• [EXERCISE MATERIAL]:
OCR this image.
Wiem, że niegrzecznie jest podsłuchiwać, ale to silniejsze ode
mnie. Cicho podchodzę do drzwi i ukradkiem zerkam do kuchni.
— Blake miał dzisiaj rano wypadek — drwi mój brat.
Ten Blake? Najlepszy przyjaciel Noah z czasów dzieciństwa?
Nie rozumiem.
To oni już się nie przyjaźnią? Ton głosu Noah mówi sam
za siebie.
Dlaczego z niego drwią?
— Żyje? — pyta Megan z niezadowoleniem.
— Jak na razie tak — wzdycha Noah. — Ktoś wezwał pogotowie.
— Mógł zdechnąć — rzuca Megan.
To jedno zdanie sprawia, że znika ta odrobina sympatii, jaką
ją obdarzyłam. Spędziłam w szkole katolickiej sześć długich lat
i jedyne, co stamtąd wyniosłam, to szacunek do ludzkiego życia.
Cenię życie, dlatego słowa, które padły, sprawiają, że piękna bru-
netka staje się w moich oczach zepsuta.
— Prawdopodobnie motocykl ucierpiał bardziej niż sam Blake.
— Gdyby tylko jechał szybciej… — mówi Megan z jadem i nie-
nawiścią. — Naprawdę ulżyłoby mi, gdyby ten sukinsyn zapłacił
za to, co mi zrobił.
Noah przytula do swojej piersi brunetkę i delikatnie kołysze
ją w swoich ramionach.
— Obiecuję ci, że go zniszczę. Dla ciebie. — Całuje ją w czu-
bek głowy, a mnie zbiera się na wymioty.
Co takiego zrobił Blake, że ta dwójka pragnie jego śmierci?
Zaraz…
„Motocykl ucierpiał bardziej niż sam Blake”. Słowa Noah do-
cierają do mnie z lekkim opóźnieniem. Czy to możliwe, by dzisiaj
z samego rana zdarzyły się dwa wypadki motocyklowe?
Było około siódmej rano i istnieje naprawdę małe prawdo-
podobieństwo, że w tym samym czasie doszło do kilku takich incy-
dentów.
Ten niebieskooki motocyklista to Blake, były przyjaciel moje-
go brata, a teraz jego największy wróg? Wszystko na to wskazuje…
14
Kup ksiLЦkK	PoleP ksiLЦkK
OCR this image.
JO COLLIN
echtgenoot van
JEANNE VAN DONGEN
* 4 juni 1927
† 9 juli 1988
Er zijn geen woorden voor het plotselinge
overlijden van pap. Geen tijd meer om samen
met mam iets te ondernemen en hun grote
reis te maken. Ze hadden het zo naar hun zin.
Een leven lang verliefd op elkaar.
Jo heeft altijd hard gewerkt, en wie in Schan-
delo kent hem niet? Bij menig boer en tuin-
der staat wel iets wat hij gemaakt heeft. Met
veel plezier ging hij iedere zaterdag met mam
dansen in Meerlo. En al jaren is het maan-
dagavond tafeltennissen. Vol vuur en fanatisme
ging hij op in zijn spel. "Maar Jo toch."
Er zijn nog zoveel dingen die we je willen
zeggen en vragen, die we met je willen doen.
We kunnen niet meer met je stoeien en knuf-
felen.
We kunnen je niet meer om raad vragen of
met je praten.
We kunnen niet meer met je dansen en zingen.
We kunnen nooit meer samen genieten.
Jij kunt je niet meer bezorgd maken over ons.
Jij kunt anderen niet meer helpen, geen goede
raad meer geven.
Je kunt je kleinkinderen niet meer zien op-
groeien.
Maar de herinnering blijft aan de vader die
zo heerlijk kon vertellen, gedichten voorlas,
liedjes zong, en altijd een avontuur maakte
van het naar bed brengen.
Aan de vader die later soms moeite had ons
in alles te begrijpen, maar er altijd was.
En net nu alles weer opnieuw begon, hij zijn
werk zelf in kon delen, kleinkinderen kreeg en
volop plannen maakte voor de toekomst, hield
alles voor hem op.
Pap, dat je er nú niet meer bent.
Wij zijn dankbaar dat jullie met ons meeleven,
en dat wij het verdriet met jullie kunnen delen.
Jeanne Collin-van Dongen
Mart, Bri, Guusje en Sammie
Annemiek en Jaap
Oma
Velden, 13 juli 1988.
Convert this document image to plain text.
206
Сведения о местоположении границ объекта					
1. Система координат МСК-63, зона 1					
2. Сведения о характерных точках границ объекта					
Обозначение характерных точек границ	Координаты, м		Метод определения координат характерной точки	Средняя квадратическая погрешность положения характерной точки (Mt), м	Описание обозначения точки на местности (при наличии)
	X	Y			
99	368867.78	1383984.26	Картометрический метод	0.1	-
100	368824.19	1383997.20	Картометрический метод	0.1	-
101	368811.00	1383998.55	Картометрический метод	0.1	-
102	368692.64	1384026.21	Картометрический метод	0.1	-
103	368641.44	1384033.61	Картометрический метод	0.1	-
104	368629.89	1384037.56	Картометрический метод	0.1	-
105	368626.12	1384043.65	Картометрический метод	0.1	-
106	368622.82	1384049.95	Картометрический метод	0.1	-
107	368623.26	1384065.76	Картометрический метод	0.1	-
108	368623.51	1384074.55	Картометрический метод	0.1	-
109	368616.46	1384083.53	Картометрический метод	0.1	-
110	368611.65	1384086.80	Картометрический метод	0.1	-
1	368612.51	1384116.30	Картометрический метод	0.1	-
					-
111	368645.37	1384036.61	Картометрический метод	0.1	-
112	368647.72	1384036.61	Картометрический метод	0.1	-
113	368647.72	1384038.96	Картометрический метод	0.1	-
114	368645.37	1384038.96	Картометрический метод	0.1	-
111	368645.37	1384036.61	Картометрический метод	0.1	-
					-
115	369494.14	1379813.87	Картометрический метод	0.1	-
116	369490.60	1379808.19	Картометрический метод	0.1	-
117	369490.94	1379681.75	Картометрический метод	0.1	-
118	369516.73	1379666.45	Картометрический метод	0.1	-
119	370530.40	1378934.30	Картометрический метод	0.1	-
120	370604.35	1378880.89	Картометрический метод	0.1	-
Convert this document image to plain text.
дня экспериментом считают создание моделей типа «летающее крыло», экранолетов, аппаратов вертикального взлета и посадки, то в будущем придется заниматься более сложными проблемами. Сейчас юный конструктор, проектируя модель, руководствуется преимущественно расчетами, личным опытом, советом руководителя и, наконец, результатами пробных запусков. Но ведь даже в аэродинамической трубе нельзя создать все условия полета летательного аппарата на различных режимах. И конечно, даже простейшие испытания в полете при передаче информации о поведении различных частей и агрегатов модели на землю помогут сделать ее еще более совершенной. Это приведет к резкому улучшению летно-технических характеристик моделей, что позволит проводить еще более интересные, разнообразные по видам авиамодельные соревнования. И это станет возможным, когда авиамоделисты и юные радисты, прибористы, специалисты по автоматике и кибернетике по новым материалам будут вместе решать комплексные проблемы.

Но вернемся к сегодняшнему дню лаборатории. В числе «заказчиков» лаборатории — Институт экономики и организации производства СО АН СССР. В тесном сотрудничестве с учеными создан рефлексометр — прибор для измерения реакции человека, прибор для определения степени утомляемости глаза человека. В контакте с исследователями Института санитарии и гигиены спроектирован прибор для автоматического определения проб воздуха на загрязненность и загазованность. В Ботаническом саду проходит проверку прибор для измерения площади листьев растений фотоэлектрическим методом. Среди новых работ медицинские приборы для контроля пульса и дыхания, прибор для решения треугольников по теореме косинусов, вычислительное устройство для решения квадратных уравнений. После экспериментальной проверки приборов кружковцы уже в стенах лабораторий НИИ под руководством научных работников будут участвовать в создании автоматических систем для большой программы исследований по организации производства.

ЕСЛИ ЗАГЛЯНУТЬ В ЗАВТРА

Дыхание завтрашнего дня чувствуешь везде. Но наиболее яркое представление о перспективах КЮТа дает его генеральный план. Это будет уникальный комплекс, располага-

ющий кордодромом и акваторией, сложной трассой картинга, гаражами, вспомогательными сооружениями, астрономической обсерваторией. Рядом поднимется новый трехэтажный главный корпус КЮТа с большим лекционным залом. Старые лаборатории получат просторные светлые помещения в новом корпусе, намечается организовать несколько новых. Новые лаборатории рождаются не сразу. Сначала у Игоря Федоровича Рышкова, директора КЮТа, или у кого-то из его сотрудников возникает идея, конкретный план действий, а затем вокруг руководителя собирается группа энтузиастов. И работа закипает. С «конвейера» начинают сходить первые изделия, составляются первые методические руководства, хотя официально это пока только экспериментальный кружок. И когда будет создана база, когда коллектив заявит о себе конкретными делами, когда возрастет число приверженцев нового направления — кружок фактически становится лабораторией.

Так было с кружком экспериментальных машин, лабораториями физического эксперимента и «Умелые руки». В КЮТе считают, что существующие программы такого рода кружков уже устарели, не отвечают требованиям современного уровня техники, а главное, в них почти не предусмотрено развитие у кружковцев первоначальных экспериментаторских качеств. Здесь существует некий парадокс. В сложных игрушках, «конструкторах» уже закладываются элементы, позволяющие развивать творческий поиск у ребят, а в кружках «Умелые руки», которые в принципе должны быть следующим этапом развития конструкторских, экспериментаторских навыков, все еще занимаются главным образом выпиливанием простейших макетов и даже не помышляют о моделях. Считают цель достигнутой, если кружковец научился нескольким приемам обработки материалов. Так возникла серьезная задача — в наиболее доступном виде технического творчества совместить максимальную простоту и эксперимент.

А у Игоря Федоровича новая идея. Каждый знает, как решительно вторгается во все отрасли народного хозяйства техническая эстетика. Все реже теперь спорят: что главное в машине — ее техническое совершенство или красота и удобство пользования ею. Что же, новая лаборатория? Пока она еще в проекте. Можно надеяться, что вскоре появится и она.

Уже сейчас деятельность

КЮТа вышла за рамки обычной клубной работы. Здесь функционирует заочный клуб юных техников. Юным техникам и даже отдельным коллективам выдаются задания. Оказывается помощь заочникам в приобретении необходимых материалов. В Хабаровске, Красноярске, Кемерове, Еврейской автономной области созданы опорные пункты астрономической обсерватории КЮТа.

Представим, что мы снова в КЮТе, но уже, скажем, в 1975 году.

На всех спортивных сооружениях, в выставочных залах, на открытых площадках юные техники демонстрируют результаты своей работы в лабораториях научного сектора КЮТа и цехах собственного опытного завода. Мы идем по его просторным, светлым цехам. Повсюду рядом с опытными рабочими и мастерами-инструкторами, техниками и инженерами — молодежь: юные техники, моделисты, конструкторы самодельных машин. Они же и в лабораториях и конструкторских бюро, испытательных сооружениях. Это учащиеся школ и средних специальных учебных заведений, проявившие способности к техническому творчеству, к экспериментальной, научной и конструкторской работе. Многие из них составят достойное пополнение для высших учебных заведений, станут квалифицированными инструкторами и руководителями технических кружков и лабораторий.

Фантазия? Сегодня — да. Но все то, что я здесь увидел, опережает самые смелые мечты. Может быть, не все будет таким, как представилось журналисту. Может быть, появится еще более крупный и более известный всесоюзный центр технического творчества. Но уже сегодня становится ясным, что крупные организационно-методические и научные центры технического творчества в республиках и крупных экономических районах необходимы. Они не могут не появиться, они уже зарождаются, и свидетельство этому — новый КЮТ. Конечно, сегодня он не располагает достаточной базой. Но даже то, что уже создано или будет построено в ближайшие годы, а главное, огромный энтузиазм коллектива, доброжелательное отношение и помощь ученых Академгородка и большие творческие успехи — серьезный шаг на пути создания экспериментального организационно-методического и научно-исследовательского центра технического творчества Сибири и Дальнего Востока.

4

• [WORK REQUIRED]: Copy every line that contains the string "mówi".

• [SOLUTION]:
To oni już się nie przyjaźnią? Ton głosu Noah mówi sam
— Gdyby tylko jechał szybciej… — mówi Megan z jadem i nie-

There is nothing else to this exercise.